### Task instructions
Every line that includes the word "this" is to be listed.

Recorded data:
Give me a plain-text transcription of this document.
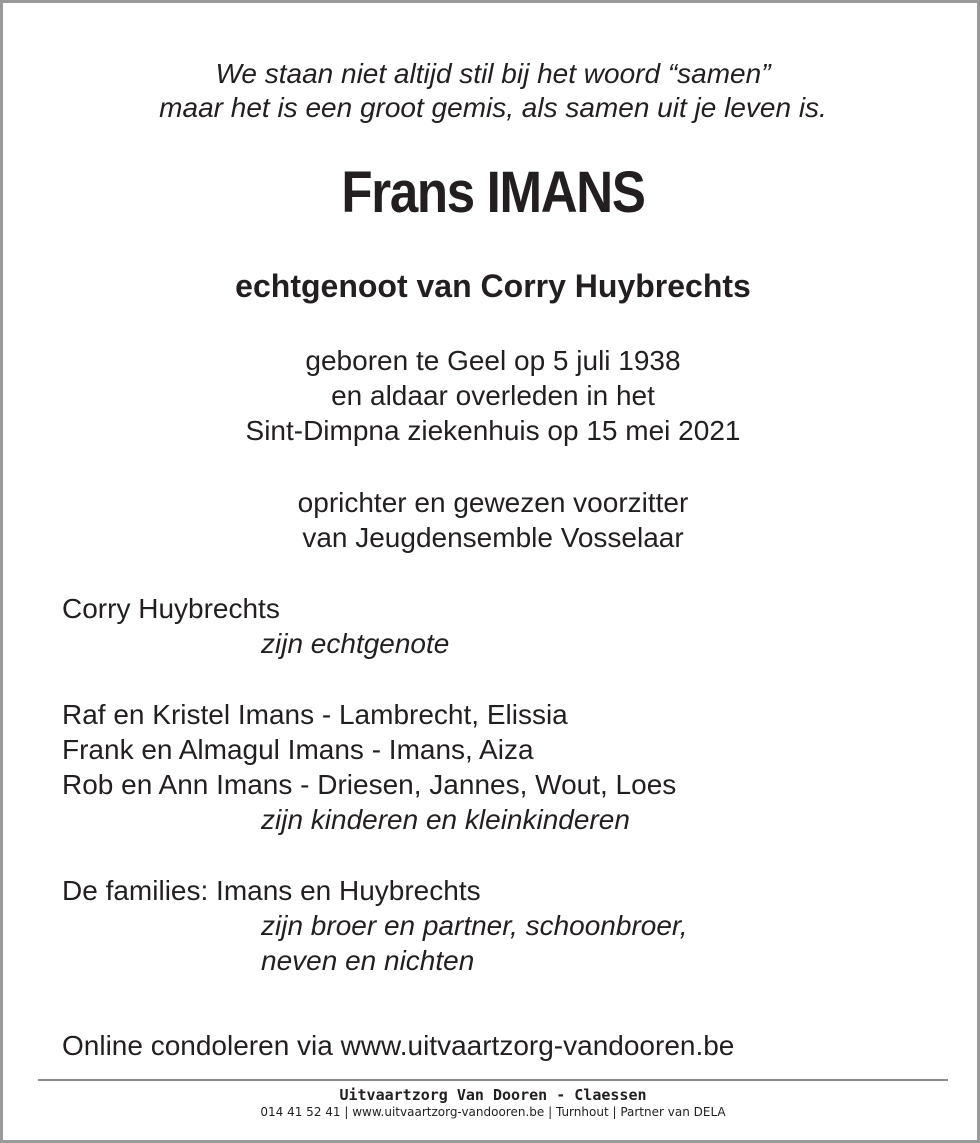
We staan niet altijd stil bij het woord “samen”
maar het is een groot gemis, als samen uit je leven is.
Frans IMANS
echtgenoot van Corry Huybrechts
geboren te Geel op 5 juli 1938
en aldaar overleden in het
Sint-Dimpna ziekenhuis op 15 mei 2021
oprichter en gewezen voorzitter
van Jeugdensemble Vosselaar
Corry Huybrechts
zijn echtgenote
Raf en Kristel Imans - Lambrecht, Elissia
Frank en Almagul Imans - Imans, Aiza
Rob en Ann Imans - Driesen, Jannes, Wout, Loes
zijn kinderen en kleinkinderen
De families: Imans en Huybrechts
zijn broer en partner, schoonbroer,
neven en nichten
Online condoleren via www.uitvaartzorg-vandooren.be
Uitvaartzorg Van Dooren - Claessen
014 41 52 41 | www.uitvaartzorg-vandooren.be | Turnhout | Partner van DELA
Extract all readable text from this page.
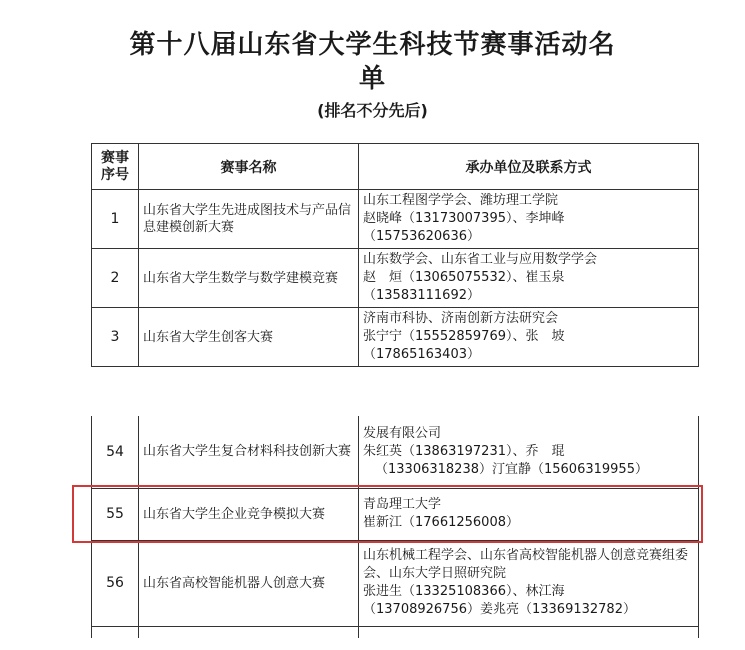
第十八届山东省大学生科技节赛事活动名
单
(排名不分先后)
赛事
序号	赛事名称	承办单位及联系方式
1	山东省大学生先进成图技术与产品信息建模创新大赛	山东工程图学学会、潍坊理工学院
赵晓峰（13173007395）、李坤峰
（15753620636）

2	山东省大学生数学与数学建模竞赛	山东数学会、山东省工业与应用数学学会
赵　烜（13065075532）、崔玉泉
（13583111692）

3	山东省大学生创客大赛	济南市科协、济南创新方法研究会
张宁宁（15552859769）、张　坡
（17865163403）
54	山东省大学生复合材料科技创新大赛	发展有限公司
朱红英（13863197231）、乔　琨
（13306318238）汀宜静（15606319955）

55	山东省大学生企业竞争模拟大赛	青岛理工大学
崔新江（17661256008）

56	山东省高校智能机器人创意大赛	山东机械工程学会、山东省高校智能机器人创意竞赛组委会、山东大学日照研究院
张进生（13325108366）、林江海
（13708926756）姜兆亮（13369132782）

### Exercise output
Give me a plain-text transcription of this document.
Extract all readable text from this page.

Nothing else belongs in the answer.